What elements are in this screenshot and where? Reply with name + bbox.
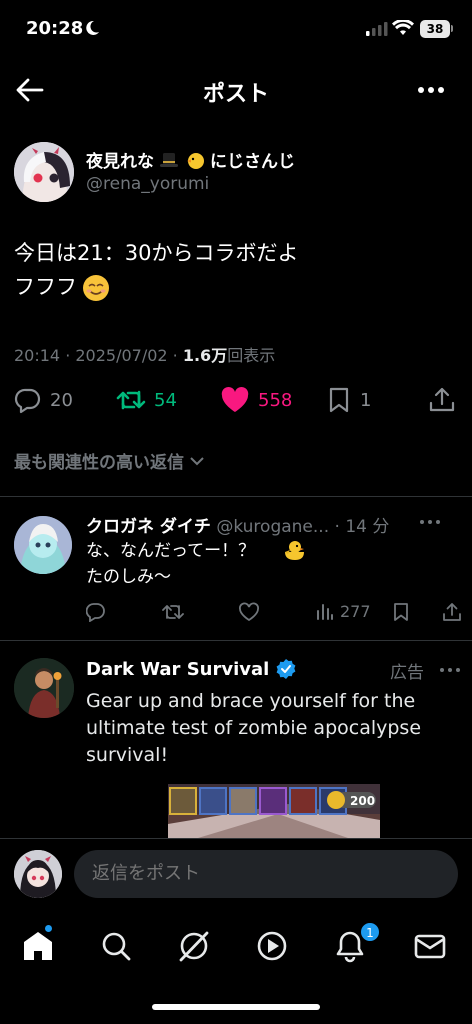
reply-reply-button[interactable] xyxy=(86,602,106,622)
ad-advertiser-name: Dark War Survival xyxy=(86,658,270,680)
tab-messages[interactable] xyxy=(410,926,450,966)
tab-home[interactable] xyxy=(18,926,58,966)
chick-icon xyxy=(285,541,304,560)
bookmark-count: 1 xyxy=(360,389,372,411)
share-icon xyxy=(429,387,455,412)
post-meta: 20:14 · 2025/07/02 · 1.6万回表示 xyxy=(14,342,275,366)
reply-icon xyxy=(86,603,105,622)
reply-actions: 277 xyxy=(86,602,461,626)
reply-like-button[interactable] xyxy=(238,602,260,622)
page-title: ポスト xyxy=(202,82,269,107)
more-icon[interactable] xyxy=(438,660,462,680)
battery-tip xyxy=(451,25,453,32)
reply-compose-input[interactable] xyxy=(74,850,458,898)
ad-text: Gear up and brace yourself for the ultim… xyxy=(86,690,422,766)
back-arrow-icon[interactable] xyxy=(14,76,46,104)
reply-views-button[interactable]: 277 xyxy=(316,602,371,621)
ad-advertiser[interactable]: Dark War Survival xyxy=(86,658,297,680)
tab-grok[interactable] xyxy=(174,926,214,966)
more-icon[interactable] xyxy=(418,512,442,532)
ad-label: 広告 xyxy=(390,663,424,683)
home-icon xyxy=(24,932,52,960)
bookmark-button[interactable]: 1 xyxy=(326,386,371,414)
bookmark-icon xyxy=(329,387,349,413)
reply-count: 20 xyxy=(50,389,73,411)
reply-author-name[interactable]: クロガネ ダイチ xyxy=(86,517,211,537)
reply-time: · 14 分 xyxy=(329,517,390,537)
spaces-icon xyxy=(257,931,287,961)
more-icon[interactable] xyxy=(414,76,448,104)
smiling-face-icon xyxy=(83,275,109,301)
wifi-icon xyxy=(392,20,414,35)
reply-author-handle[interactable]: @kurogane... xyxy=(216,517,329,537)
notifications-badge: 1 xyxy=(360,922,380,942)
tab-search[interactable] xyxy=(96,926,136,966)
heart-icon xyxy=(239,602,259,622)
signal-icon xyxy=(366,22,388,36)
author-name-text: 夜見れな xyxy=(86,152,154,172)
ad-coin-count: 200 xyxy=(350,794,376,808)
battery-indicator: 38 xyxy=(420,20,450,38)
verified-icon xyxy=(276,659,296,679)
reply-bookmark-button[interactable] xyxy=(392,602,410,622)
author-handle[interactable]: @rena_yorumi xyxy=(86,174,209,194)
divider xyxy=(0,496,472,497)
reply-view-count: 277 xyxy=(340,602,371,621)
post-actions: 20 54 558 1 xyxy=(14,386,458,420)
reply-avatar[interactable] xyxy=(14,516,72,574)
reply-header: クロガネ ダイチ @kurogane... · 14 分 xyxy=(86,512,389,537)
view-label: 回表示 xyxy=(227,346,276,365)
author-avatar[interactable] xyxy=(14,142,74,202)
like-button[interactable]: 558 xyxy=(220,386,292,414)
home-new-indicator xyxy=(44,924,53,933)
home-indicator[interactable] xyxy=(152,1004,320,1010)
heart-icon xyxy=(221,387,249,412)
author-affiliation: にじさんじ xyxy=(210,152,295,172)
reply-icon xyxy=(14,388,41,414)
view-count: 1.6万 xyxy=(182,346,228,365)
chevron-down-icon xyxy=(190,456,204,465)
share-icon xyxy=(443,603,461,621)
repost-count: 54 xyxy=(154,389,177,411)
top-hat-icon xyxy=(160,152,178,167)
grok-icon xyxy=(179,931,209,962)
repost-button[interactable]: 54 xyxy=(116,386,177,414)
author-name[interactable]: 夜見れな にじさんじ xyxy=(86,147,295,172)
my-avatar[interactable] xyxy=(14,850,62,898)
search-icon xyxy=(102,932,131,961)
bookmark-icon xyxy=(394,603,408,621)
views-icon xyxy=(317,603,333,620)
share-button[interactable] xyxy=(428,386,456,414)
moon-icon xyxy=(86,20,99,35)
post-text: 今日は21：30からコラボだよ フフフ xyxy=(14,241,299,299)
reply-share-button[interactable] xyxy=(442,602,462,622)
post-time: 20:14 · 2025/07/02 · xyxy=(14,346,183,365)
divider xyxy=(0,640,472,641)
repost-icon xyxy=(116,390,146,410)
repost-icon xyxy=(162,605,184,619)
status-time: 20:28 xyxy=(26,18,84,39)
reply-sort-selector[interactable]: 最も関連性の高い返信 xyxy=(14,448,206,473)
ad-media[interactable]: 200 xyxy=(168,784,380,838)
sort-label: 最も関連性の高い返信 xyxy=(14,453,184,473)
tab-spaces[interactable] xyxy=(252,926,292,966)
like-count: 558 xyxy=(258,389,293,411)
reply-repost-button[interactable] xyxy=(162,602,184,622)
chick-icon xyxy=(187,152,204,169)
mail-icon xyxy=(414,934,446,959)
reply-text: な、なんだってー！？ たのしみ〜 xyxy=(86,541,256,587)
ad-avatar[interactable] xyxy=(14,658,74,718)
reply-button[interactable]: 20 xyxy=(14,386,73,414)
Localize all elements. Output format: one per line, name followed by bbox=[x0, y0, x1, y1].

━━━

What the task requires:
Return every line of the items above that contains the string "search".

The solution:
tab-search[interactable] xyxy=(96,926,136,966)
search-icon xyxy=(102,932,131,961)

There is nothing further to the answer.